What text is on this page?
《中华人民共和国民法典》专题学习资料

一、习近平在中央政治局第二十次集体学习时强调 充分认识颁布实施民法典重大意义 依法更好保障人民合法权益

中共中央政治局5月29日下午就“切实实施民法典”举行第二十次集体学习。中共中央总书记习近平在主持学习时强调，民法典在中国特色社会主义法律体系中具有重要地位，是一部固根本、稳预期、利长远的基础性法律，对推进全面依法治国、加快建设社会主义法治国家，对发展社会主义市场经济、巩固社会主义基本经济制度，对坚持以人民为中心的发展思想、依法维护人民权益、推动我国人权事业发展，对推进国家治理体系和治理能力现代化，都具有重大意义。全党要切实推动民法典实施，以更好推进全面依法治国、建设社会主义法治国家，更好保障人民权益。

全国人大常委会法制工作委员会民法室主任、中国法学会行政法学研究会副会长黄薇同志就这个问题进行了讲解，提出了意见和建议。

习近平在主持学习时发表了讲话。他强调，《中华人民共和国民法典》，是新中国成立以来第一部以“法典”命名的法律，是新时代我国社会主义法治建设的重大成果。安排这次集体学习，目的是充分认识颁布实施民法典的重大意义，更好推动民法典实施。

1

☆ ☆ ☆ ☆ ☆

Faithfully reproduce all of the records, character for character.

What text is on this page?
《中华人民共和国民法典》专题学习资料

一、习近平在中央政治局第二十次集体学习时强调 充分认识颁布实施民法典重大意义 依法更好保障人民合法权益

中共中央政治局5月29日下午就“切实实施民法典”举行第二十次集体学习。中共中央总书记习近平在主持学习时强调，民法典在中国特色社会主义法律体系中具有重要地位，是一部固根本、稳预期、利长远的基础性法律，对推进全面依法治国、加快建设社会主义法治国家，对发展社会主义市场经济、巩固社会主义基本经济制度，对坚持以人民为中心的发展思想、依法维护人民权益、推动我国人权事业发展，对推进国家治理体系和治理能力现代化，都具有重大意义。全党要切实推动民法典实施，以更好推进全面依法治国、建设社会主义法治国家，更好保障人民权益。

全国人大常委会法制工作委员会民法室主任、中国法学会行政法学研究会副会长黄薇同志就这个问题进行了讲解，提出了意见和建议。

习近平在主持学习时发表了讲话。他强调，《中华人民共和国民法典》，是新中国成立以来第一部以“法典”命名的法律，是新时代我国社会主义法治建设的重大成果。安排这次集体学习，目的是充分认识颁布实施民法典的重大意义，更好推动民法典实施。

1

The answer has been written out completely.